**Texte:**
Inondations dans l'Aude: comment fonctionne la procédure de catastrophe naturelle accélérée

"Nous allons mettre en œuvre la procédure de catastrophe naturelle accélérée", a promis Edouard Philippe ce lundi après-midi en déplacement dans l'Aude, alors que le département a été touché de plein fouet par des inondations responsables de la mort de douze personnes.
En quoi la procédure est-elle "accélérée"?
L'exécutif avait aussi voulu accélérer les choses à la fin du mois de janvier au moment de la crue de la Seine. En fait, mettre en place une procédure accélérée de reconnaissance de l'état de catastrophe naturelle consiste pour le gouvernement à réunir sans délai la commission chargée de l'établir.
En début année, après la montée des eaux en Seine-et-Marne, Gérard Collomb, alors ministre de l'Intérieur, avait expliqué que la procédure serait lancée "avant même le constat de l'intégralité des dégâts".
Quelles sont les conditions de la mise en place de la procédure?
Il y a deux conditions pour que les personnes sinistrées bénéficient de l'état de catastrophe naturelle. La première est institutionnelle: il faut tout d'abord qu'un arrêté interministériel le décrétant paraisse dans le Journal officiel, comme le note le site service-public.fr.

**Consignes:**
**a.** Relevez tous les noms géographiques (département, cours d'eau) cités dans l'article sur les inondations dans l'Aude.
**b.** Poursuivez l'article sur les inondations dans l'Aude à partir de sa dernière phrase.

**Données sources:**
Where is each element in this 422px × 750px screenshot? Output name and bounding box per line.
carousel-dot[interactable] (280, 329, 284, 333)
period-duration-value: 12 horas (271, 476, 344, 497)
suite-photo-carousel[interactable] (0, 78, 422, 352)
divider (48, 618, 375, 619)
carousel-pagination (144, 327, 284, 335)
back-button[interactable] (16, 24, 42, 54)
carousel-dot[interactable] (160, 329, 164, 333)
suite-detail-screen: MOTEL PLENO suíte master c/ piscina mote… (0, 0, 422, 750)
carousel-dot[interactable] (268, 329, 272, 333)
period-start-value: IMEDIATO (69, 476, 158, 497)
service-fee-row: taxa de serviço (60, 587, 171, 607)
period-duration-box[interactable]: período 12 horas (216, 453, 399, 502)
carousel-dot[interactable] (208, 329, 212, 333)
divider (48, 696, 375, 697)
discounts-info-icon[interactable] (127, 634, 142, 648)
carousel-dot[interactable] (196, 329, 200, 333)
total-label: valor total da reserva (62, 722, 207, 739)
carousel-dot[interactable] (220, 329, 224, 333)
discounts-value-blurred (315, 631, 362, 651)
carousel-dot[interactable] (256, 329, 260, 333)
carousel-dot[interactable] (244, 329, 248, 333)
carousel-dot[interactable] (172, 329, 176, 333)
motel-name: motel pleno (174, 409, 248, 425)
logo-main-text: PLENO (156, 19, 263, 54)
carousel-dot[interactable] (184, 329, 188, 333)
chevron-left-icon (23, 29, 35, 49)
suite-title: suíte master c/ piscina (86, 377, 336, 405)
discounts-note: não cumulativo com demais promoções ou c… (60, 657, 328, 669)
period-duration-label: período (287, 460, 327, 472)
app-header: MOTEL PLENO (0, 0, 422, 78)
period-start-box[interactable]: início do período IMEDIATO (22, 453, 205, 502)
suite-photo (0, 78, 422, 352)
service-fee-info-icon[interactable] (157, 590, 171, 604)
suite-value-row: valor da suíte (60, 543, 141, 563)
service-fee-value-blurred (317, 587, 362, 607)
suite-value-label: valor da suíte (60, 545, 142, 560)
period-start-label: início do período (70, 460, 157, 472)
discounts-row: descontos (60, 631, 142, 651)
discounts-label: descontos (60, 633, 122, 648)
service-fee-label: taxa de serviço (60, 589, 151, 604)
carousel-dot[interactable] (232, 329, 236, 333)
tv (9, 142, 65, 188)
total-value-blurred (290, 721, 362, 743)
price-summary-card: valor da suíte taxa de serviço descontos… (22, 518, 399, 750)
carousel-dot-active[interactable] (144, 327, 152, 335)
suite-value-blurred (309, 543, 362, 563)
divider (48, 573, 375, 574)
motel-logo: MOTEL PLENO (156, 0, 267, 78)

**Réponses:**
**a.** Aude, Seine, Seine-et-Marne

**b.**
- La seconde tient aux assurés eux-mêmes. Il est en effet nécessaire que leur contrat dispose d'une garantie catastrophe naturelle. Elle est en principe comprise dans les assurances multirisques habitation.
Que change la procédure?
L'intérêt est double: elle raccourcit les délais d'indemnisation, et elle laisse davantage de temps aux particuliers pour se retourner. Ainsi, les sinistrés sont indemnisés dans les trois mois suivant la parution de l'arrêté interministérielle ou la remise effective de l'état estimatif des biens endommagés. A noter que les demandeurs recevront auparavant, au bout de deux mois, une provision sur ces indemnisations.
Par ailleurs, le délai pour la déclaration, de cinq jours pour les accidents plus habituels, est porté à dix jours. Enfin, les personnes vivant dans les territoires mentionnés par l'arrêté interministériel n'ont pas à faire la preuve la cause du dégât déclaré, comme le rappelle Le Figaro.